Given data:
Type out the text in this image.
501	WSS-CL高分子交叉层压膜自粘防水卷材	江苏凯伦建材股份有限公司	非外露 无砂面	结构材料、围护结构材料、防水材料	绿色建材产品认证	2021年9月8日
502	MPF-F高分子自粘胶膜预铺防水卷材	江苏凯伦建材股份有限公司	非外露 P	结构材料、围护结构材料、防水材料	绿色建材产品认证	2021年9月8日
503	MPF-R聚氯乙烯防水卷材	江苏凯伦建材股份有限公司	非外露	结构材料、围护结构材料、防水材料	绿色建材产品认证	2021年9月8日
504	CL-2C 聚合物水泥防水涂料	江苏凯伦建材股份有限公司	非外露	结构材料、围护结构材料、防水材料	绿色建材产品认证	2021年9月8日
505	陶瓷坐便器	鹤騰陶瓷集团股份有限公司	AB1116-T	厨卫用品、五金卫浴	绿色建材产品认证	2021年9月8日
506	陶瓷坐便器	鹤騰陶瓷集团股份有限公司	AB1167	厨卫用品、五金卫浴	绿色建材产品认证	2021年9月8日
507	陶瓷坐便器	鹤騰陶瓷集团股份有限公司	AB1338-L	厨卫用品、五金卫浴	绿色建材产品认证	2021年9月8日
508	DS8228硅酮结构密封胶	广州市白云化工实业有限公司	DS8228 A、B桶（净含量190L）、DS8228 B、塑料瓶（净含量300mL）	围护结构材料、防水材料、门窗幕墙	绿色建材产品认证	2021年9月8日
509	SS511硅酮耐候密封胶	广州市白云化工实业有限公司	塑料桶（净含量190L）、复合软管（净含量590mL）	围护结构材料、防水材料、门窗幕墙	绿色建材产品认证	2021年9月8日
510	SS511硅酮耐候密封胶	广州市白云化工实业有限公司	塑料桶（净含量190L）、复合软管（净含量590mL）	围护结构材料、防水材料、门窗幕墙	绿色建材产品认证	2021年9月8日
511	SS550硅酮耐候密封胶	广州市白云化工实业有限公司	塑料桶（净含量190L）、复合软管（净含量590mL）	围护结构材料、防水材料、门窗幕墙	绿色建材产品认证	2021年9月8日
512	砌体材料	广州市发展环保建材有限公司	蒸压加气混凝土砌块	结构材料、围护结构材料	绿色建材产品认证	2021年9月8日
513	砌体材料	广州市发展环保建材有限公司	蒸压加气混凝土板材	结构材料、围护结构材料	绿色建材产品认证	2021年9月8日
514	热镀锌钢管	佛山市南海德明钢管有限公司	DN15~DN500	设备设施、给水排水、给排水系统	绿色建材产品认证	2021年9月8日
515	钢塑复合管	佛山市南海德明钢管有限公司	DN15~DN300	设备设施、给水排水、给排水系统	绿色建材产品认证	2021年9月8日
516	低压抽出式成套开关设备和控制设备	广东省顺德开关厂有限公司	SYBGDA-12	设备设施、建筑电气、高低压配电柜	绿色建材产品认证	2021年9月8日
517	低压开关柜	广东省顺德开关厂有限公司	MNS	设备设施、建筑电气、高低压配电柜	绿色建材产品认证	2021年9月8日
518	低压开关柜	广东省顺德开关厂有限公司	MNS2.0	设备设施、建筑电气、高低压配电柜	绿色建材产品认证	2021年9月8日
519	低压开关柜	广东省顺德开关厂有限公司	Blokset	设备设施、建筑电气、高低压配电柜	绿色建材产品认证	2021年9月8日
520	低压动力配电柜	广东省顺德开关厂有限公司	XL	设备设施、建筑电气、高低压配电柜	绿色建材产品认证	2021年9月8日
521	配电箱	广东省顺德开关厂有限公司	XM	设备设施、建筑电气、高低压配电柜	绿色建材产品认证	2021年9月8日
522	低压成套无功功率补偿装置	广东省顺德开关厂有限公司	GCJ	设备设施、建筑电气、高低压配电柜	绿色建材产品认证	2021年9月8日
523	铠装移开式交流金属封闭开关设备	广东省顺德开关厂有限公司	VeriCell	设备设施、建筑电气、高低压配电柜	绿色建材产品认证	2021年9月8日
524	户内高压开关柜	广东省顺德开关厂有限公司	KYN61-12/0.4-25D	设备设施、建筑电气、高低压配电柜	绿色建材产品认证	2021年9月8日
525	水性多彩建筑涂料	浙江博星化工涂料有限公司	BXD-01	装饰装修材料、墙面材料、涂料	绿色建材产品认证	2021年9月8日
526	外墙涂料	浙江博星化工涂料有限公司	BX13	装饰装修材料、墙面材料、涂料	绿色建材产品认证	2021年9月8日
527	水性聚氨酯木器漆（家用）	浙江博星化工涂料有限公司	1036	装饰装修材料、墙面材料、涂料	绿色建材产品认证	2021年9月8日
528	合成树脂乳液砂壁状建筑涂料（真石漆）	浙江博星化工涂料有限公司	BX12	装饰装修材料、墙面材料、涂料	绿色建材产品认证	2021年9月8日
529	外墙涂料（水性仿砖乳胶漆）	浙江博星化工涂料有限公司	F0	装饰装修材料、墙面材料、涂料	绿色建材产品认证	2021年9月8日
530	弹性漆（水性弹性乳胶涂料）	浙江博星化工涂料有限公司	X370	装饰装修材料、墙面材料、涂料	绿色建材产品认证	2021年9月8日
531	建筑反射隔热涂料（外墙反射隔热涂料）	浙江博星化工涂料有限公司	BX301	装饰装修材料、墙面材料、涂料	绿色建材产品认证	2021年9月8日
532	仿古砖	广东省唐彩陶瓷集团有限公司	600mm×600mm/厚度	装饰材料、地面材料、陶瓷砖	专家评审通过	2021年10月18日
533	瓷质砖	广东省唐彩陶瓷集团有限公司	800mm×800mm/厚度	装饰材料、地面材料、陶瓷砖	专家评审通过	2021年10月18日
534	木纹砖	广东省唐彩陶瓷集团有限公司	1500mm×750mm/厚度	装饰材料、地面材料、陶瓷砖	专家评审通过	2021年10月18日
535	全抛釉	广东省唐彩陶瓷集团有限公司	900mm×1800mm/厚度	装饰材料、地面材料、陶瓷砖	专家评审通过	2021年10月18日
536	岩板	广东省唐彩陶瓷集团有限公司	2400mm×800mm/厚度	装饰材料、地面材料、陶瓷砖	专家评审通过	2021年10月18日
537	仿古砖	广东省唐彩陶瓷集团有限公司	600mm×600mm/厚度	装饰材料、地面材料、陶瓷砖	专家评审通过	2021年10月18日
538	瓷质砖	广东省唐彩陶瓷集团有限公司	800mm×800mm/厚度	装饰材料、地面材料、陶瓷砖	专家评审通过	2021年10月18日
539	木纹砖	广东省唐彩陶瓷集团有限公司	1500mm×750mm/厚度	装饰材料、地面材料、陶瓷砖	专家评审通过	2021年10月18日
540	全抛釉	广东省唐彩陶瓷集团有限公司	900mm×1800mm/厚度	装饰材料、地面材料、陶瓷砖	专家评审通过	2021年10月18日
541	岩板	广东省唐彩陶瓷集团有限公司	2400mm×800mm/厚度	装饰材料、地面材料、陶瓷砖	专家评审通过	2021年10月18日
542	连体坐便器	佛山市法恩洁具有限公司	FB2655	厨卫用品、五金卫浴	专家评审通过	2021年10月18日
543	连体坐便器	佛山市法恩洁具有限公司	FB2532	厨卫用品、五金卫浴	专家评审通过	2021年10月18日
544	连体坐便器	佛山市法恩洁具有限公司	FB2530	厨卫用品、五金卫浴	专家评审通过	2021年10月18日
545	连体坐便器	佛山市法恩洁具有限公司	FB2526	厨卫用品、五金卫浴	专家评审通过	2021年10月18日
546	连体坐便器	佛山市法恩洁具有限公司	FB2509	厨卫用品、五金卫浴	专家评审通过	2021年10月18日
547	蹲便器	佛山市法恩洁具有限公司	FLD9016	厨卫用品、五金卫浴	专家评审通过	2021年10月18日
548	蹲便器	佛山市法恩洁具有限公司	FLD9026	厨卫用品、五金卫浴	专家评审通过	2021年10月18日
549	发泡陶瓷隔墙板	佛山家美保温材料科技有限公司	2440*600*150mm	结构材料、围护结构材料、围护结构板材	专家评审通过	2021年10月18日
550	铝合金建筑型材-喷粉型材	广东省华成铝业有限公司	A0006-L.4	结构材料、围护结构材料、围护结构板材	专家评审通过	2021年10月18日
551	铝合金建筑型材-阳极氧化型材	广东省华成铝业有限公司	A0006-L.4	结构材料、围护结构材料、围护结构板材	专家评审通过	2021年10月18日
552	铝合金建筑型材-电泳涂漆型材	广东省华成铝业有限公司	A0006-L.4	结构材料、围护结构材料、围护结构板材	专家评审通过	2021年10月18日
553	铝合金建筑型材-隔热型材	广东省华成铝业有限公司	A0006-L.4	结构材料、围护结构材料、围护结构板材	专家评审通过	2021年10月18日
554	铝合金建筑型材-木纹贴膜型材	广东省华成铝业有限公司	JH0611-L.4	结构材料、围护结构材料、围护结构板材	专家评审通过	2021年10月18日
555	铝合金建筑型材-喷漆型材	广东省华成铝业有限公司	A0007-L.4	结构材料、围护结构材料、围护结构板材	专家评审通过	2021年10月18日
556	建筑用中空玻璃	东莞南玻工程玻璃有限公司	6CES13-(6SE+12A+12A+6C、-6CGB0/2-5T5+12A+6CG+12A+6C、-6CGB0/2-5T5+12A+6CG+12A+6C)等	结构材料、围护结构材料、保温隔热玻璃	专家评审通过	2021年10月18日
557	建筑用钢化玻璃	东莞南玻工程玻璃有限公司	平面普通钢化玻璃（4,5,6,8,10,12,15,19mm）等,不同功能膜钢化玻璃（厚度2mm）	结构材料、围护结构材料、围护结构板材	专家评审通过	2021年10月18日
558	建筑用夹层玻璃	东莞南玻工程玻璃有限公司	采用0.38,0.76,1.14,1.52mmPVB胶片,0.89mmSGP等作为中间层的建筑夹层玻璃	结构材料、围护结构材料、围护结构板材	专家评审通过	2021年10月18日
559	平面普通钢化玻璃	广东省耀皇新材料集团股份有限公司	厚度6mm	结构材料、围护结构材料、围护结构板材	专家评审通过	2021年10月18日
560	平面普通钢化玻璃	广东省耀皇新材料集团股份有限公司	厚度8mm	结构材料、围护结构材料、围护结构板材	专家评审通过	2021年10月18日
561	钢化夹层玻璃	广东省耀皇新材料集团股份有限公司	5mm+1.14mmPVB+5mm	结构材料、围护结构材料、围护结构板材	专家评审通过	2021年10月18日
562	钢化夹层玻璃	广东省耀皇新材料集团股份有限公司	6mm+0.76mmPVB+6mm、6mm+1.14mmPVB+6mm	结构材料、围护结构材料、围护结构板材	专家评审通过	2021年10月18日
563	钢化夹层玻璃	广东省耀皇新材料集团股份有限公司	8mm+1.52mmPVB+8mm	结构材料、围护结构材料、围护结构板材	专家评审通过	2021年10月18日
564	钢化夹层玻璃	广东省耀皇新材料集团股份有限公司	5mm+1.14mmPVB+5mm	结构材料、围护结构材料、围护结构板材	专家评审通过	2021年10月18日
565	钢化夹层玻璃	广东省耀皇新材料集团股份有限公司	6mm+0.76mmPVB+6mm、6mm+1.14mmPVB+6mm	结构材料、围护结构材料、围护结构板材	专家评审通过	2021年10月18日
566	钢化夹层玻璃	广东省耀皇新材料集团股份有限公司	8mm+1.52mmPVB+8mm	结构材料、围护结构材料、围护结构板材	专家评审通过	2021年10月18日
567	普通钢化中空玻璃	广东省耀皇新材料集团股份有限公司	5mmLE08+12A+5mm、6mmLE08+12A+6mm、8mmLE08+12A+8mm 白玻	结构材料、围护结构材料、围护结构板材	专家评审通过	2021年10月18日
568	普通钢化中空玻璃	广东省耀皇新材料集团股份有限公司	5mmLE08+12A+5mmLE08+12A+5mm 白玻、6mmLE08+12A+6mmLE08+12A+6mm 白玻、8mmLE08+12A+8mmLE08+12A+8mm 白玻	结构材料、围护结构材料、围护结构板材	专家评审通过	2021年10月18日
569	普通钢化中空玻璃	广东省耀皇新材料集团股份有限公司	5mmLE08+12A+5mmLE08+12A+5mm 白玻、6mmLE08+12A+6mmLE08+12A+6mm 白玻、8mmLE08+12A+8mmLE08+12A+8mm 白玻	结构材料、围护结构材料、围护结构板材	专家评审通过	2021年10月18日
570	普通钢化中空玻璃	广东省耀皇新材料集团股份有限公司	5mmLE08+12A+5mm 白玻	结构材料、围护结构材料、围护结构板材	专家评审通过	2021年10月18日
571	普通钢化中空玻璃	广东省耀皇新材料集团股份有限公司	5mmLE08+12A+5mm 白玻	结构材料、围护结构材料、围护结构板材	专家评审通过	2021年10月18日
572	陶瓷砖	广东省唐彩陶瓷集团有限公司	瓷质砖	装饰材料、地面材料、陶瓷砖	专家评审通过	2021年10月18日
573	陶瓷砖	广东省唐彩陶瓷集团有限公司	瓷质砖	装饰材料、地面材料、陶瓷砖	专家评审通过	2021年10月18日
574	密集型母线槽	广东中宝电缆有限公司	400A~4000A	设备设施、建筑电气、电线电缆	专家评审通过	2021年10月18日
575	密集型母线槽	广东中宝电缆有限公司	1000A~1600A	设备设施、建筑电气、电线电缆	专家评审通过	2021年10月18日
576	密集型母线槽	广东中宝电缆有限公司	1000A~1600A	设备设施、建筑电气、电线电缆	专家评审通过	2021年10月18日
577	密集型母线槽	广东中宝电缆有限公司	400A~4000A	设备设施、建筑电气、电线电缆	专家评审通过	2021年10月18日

Work to be completed: Scan the lines for the string "佛山市法恩洁具有限公司". Copy out each line that matches.

The solution:
542	连体坐便器	佛山市法恩洁具有限公司	FB2655	厨卫用品、五金卫浴	专家评审通过	2021年10月18日
543	连体坐便器	佛山市法恩洁具有限公司	FB2532	厨卫用品、五金卫浴	专家评审通过	2021年10月18日
544	连体坐便器	佛山市法恩洁具有限公司	FB2530	厨卫用品、五金卫浴	专家评审通过	2021年10月18日
545	连体坐便器	佛山市法恩洁具有限公司	FB2526	厨卫用品、五金卫浴	专家评审通过	2021年10月18日
546	连体坐便器	佛山市法恩洁具有限公司	FB2509	厨卫用品、五金卫浴	专家评审通过	2021年10月18日
547	蹲便器	佛山市法恩洁具有限公司	FLD9016	厨卫用品、五金卫浴	专家评审通过	2021年10月18日
548	蹲便器	佛山市法恩洁具有限公司	FLD9026	厨卫用品、五金卫浴	专家评审通过	2021年10月18日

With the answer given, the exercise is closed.